Problem statement
Below is a block of records: output all of them exactly and leave out the pictures.

◆ ◆ ◆

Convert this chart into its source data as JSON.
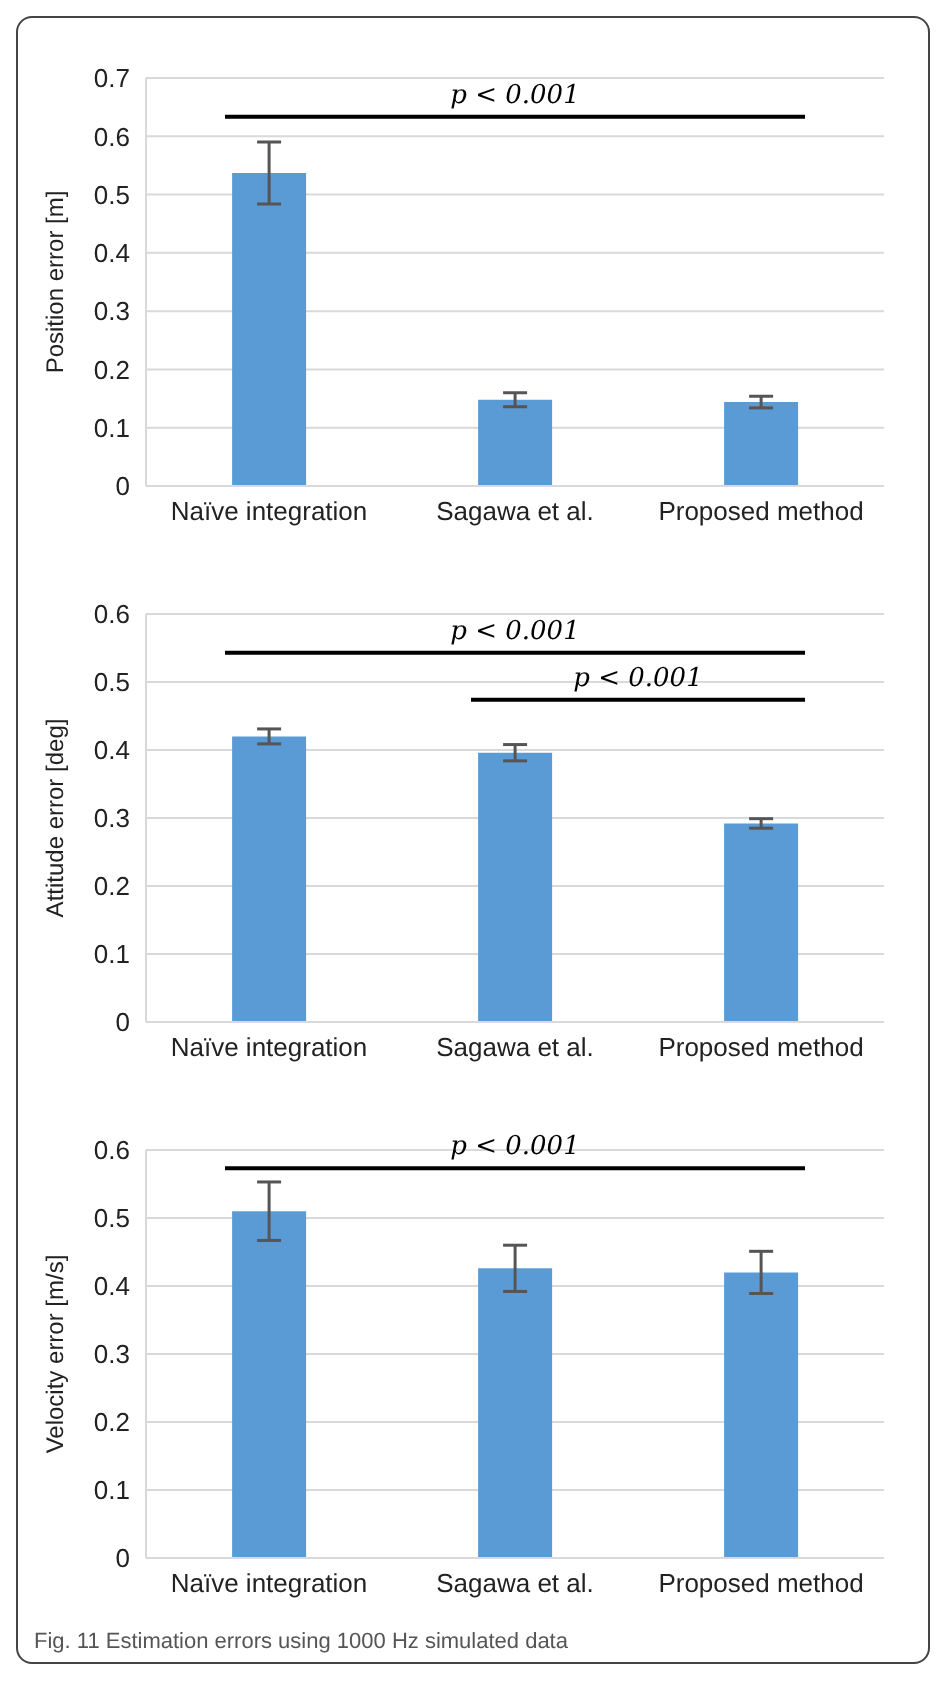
{
  "chart_data": [
    {
      "type": "bar",
      "ylabel": "Position error [m]",
      "categories": [
        "Naïve integration",
        "Sagawa et al.",
        "Proposed method"
      ],
      "values": [
        0.537,
        0.148,
        0.144
      ],
      "errors": [
        0.053,
        0.012,
        0.01
      ],
      "color": "#5b9bd5",
      "ylim": [
        0,
        0.7
      ],
      "yticks": [
        0,
        0.1,
        0.2,
        0.3,
        0.4,
        0.5,
        0.6,
        0.7
      ],
      "grid": "y",
      "annotations": [
        "p < 0.001"
      ]
    },
    {
      "type": "bar",
      "ylabel": "Attitude error [deg]",
      "categories": [
        "Naïve integration",
        "Sagawa et al.",
        "Proposed method"
      ],
      "values": [
        0.42,
        0.396,
        0.292
      ],
      "errors": [
        0.011,
        0.012,
        0.007
      ],
      "color": "#5b9bd5",
      "ylim": [
        0,
        0.6
      ],
      "yticks": [
        0,
        0.1,
        0.2,
        0.3,
        0.4,
        0.5,
        0.6
      ],
      "grid": "y",
      "annotations": [
        "p < 0.001",
        "p < 0.001"
      ]
    },
    {
      "type": "bar",
      "ylabel": "Velocity error [m/s]",
      "categories": [
        "Naïve integration",
        "Sagawa et al.",
        "Proposed method"
      ],
      "values": [
        0.51,
        0.426,
        0.42
      ],
      "errors": [
        0.043,
        0.034,
        0.031
      ],
      "color": "#5b9bd5",
      "ylim": [
        0,
        0.6
      ],
      "yticks": [
        0,
        0.1,
        0.2,
        0.3,
        0.4,
        0.5,
        0.6
      ],
      "grid": "y",
      "annotations": [
        "p < 0.001",
        "Fig. 11 Estimation errors using 1000 Hz simulated data"
      ]
    }
  ]
}
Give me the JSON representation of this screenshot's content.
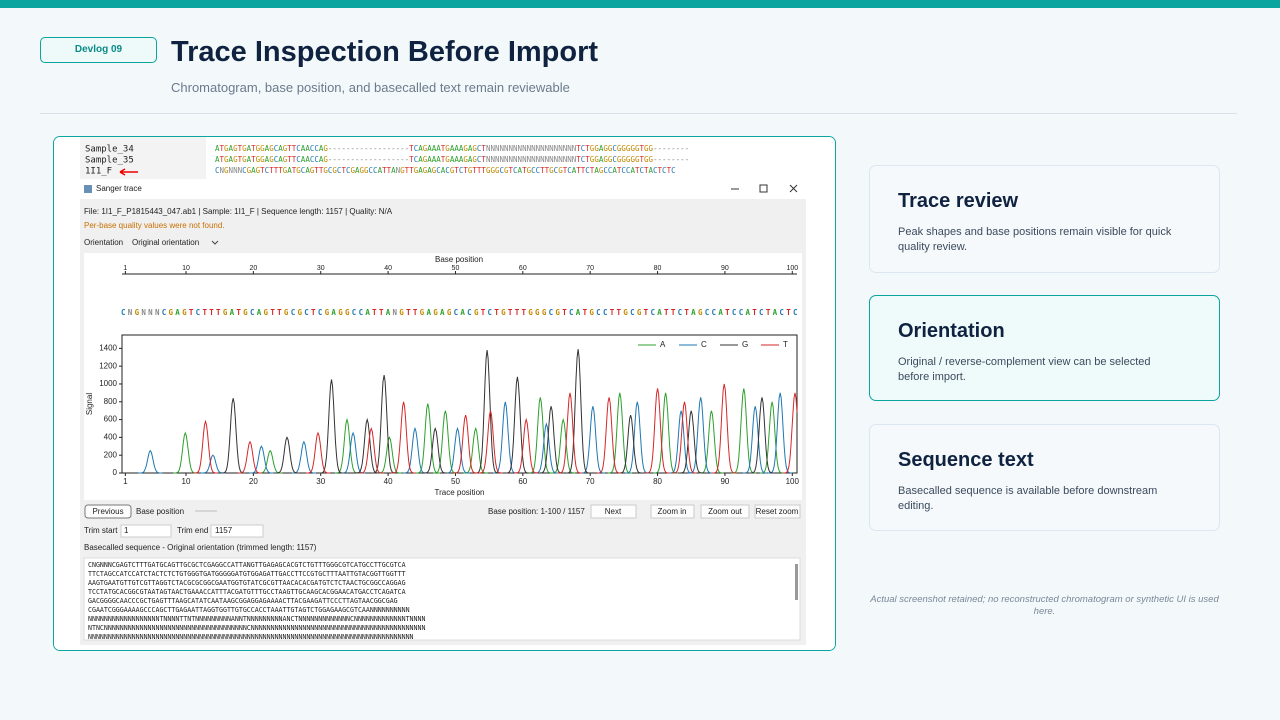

◆ ◆ ◆

Reply to the exercise
Convert this chart into its source data as JSON.
{
  "chart_data": [
    {
      "type": "bar",
      "ylabel": "Position error [m]",
      "categories": [
        "Naïve integration",
        "Sagawa et al.",
        "Proposed method"
      ],
      "values": [
        0.537,
        0.148,
        0.144
      ],
      "errors": [
        0.053,
        0.012,
        0.01
      ],
      "color": "#5b9bd5",
      "ylim": [
        0,
        0.7
      ],
      "yticks": [
        0,
        0.1,
        0.2,
        0.3,
        0.4,
        0.5,
        0.6,
        0.7
      ],
      "grid": "y",
      "annotations": [
        "p < 0.001"
      ]
    },
    {
      "type": "bar",
      "ylabel": "Attitude error [deg]",
      "categories": [
        "Naïve integration",
        "Sagawa et al.",
        "Proposed method"
      ],
      "values": [
        0.42,
        0.396,
        0.292
      ],
      "errors": [
        0.011,
        0.012,
        0.007
      ],
      "color": "#5b9bd5",
      "ylim": [
        0,
        0.6
      ],
      "yticks": [
        0,
        0.1,
        0.2,
        0.3,
        0.4,
        0.5,
        0.6
      ],
      "grid": "y",
      "annotations": [
        "p < 0.001",
        "p < 0.001"
      ]
    },
    {
      "type": "bar",
      "ylabel": "Velocity error [m/s]",
      "categories": [
        "Naïve integration",
        "Sagawa et al.",
        "Proposed method"
      ],
      "values": [
        0.51,
        0.426,
        0.42
      ],
      "errors": [
        0.043,
        0.034,
        0.031
      ],
      "color": "#5b9bd5",
      "ylim": [
        0,
        0.6
      ],
      "yticks": [
        0,
        0.1,
        0.2,
        0.3,
        0.4,
        0.5,
        0.6
      ],
      "grid": "y",
      "annotations": [
        "p < 0.001",
        "Fig. 11 Estimation errors using 1000 Hz simulated data"
      ]
    }
  ]
}
Give me the JSON representation of this screenshot's content.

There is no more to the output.